■ Instructions to follow
Your task is to filter the data below down to the lines holding "this".

■ Data listing
________________

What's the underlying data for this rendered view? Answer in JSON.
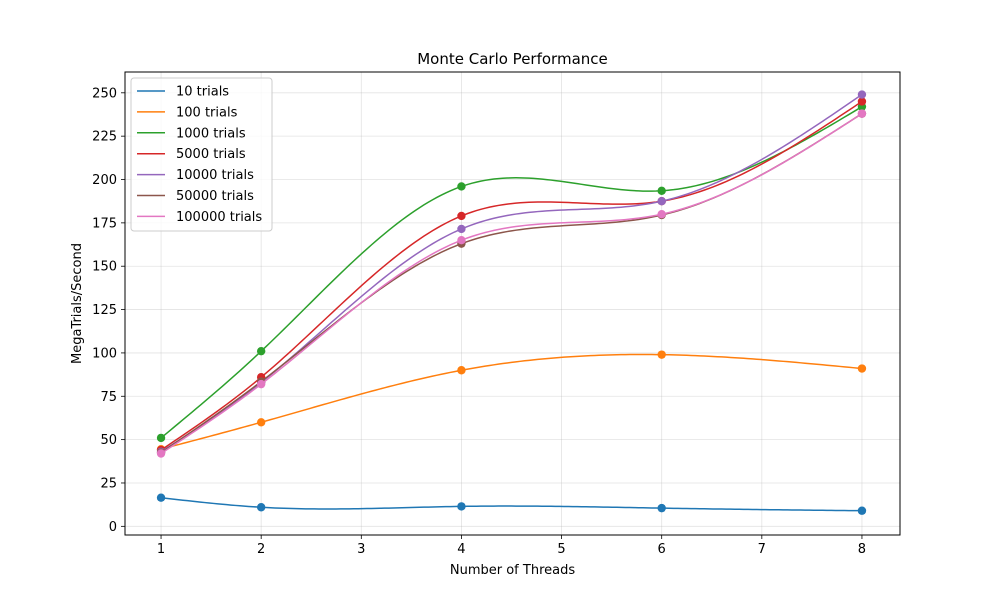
{
  "chart_data": {
    "type": "line",
    "title": "Monte Carlo Performance",
    "xlabel": "Number of Threads",
    "ylabel": "MegaTrials/Second",
    "x": [
      1,
      2,
      4,
      6,
      8
    ],
    "xlim": [
      0.64,
      8.38
    ],
    "ylim": [
      -5,
      262
    ],
    "xticks": [
      1,
      2,
      3,
      4,
      5,
      6,
      7,
      8
    ],
    "yticks": [
      0,
      25,
      50,
      75,
      100,
      125,
      150,
      175,
      200,
      225,
      250
    ],
    "grid": true,
    "legend_position": "top-left",
    "series": [
      {
        "name": "10 trials",
        "color": "#1f77b4",
        "values": [
          16.5,
          11,
          11.5,
          10.5,
          9
        ]
      },
      {
        "name": "100 trials",
        "color": "#ff7f0e",
        "values": [
          44.5,
          60,
          90,
          99,
          91
        ]
      },
      {
        "name": "1000 trials",
        "color": "#2ca02c",
        "values": [
          51,
          101,
          196,
          193.5,
          242
        ]
      },
      {
        "name": "5000 trials",
        "color": "#d62728",
        "values": [
          44,
          86,
          179,
          187.5,
          245
        ]
      },
      {
        "name": "10000 trials",
        "color": "#9467bd",
        "values": [
          43,
          83,
          171.5,
          187.5,
          249
        ]
      },
      {
        "name": "50000 trials",
        "color": "#8c564b",
        "values": [
          42.5,
          83.5,
          163,
          179.5,
          238
        ]
      },
      {
        "name": "100000 trials",
        "color": "#e377c2",
        "values": [
          42,
          82,
          165,
          180,
          238
        ]
      }
    ]
  }
}
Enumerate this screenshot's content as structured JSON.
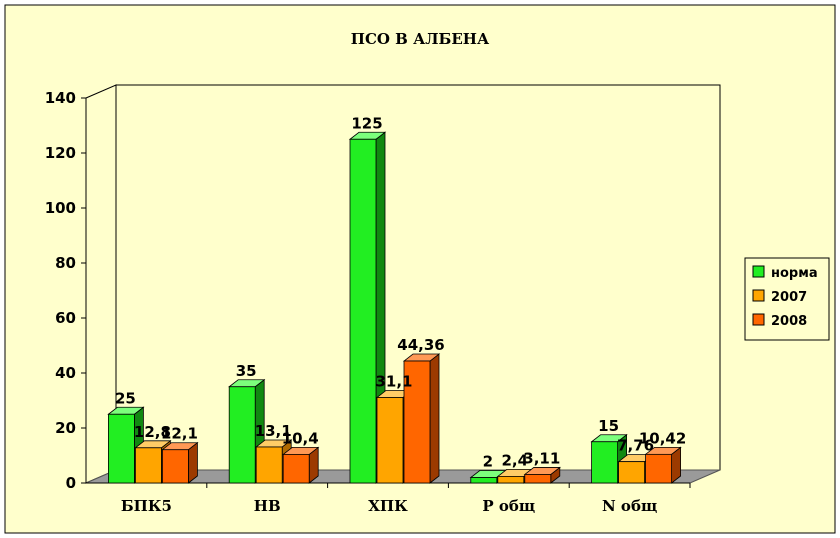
{
  "chart_data": {
    "type": "bar",
    "title": "ПСО В АЛБЕНА",
    "categories": [
      "БПК5",
      "НВ",
      "ХПК",
      "Р общ",
      "N общ"
    ],
    "series": [
      {
        "name": "норма",
        "values": [
          25,
          35,
          125,
          2,
          15
        ],
        "labels": [
          "25",
          "35",
          "125",
          "2",
          "15"
        ]
      },
      {
        "name": "2007",
        "values": [
          12.8,
          13.1,
          31.1,
          2.4,
          7.76
        ],
        "labels": [
          "12,8",
          "13,1",
          "31,1",
          "2,4",
          "7,76"
        ]
      },
      {
        "name": "2008",
        "values": [
          12.1,
          10.4,
          44.36,
          3.11,
          10.42
        ],
        "labels": [
          "12,1",
          "10,4",
          "44,36",
          "3,11",
          "10,42"
        ]
      }
    ],
    "yticks": [
      "0",
      "20",
      "40",
      "60",
      "80",
      "100",
      "120",
      "140"
    ],
    "ylim": [
      0,
      140
    ],
    "grid": false,
    "legend": "right",
    "colors": {
      "series_front": [
        "#22ee22",
        "#ffa500",
        "#ff6600"
      ],
      "series_side": [
        "#118811",
        "#b06a00",
        "#9c3a00"
      ],
      "series_top": [
        "#7cff7c",
        "#ffcc66",
        "#ff9955"
      ],
      "plot_background": "#ffffcc",
      "floor": "#9a9a9a",
      "frame": "#000000"
    }
  }
}
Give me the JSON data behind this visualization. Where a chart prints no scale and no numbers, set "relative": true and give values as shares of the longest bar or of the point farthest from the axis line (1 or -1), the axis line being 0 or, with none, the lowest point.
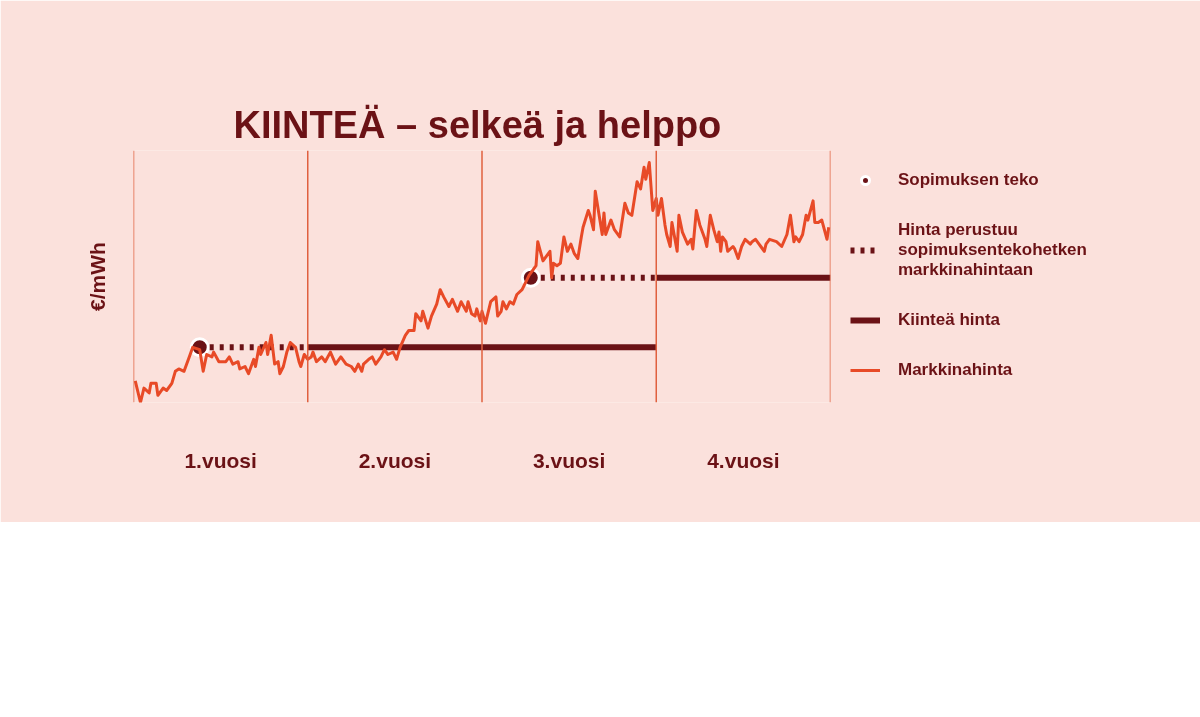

________________

■ Exercise output
What's the underlying data for this rendered view? Answer in JSON.
Enumerate this screenshot's content as structured JSON.
Give me the JSON data behind this visualization. Where a chart prints no scale and no numbers, set "relative": true and give values as shares of the longest bar or of the point farthest from the axis line (1 or -1), the axis line being 0 or, with none, the lowest point.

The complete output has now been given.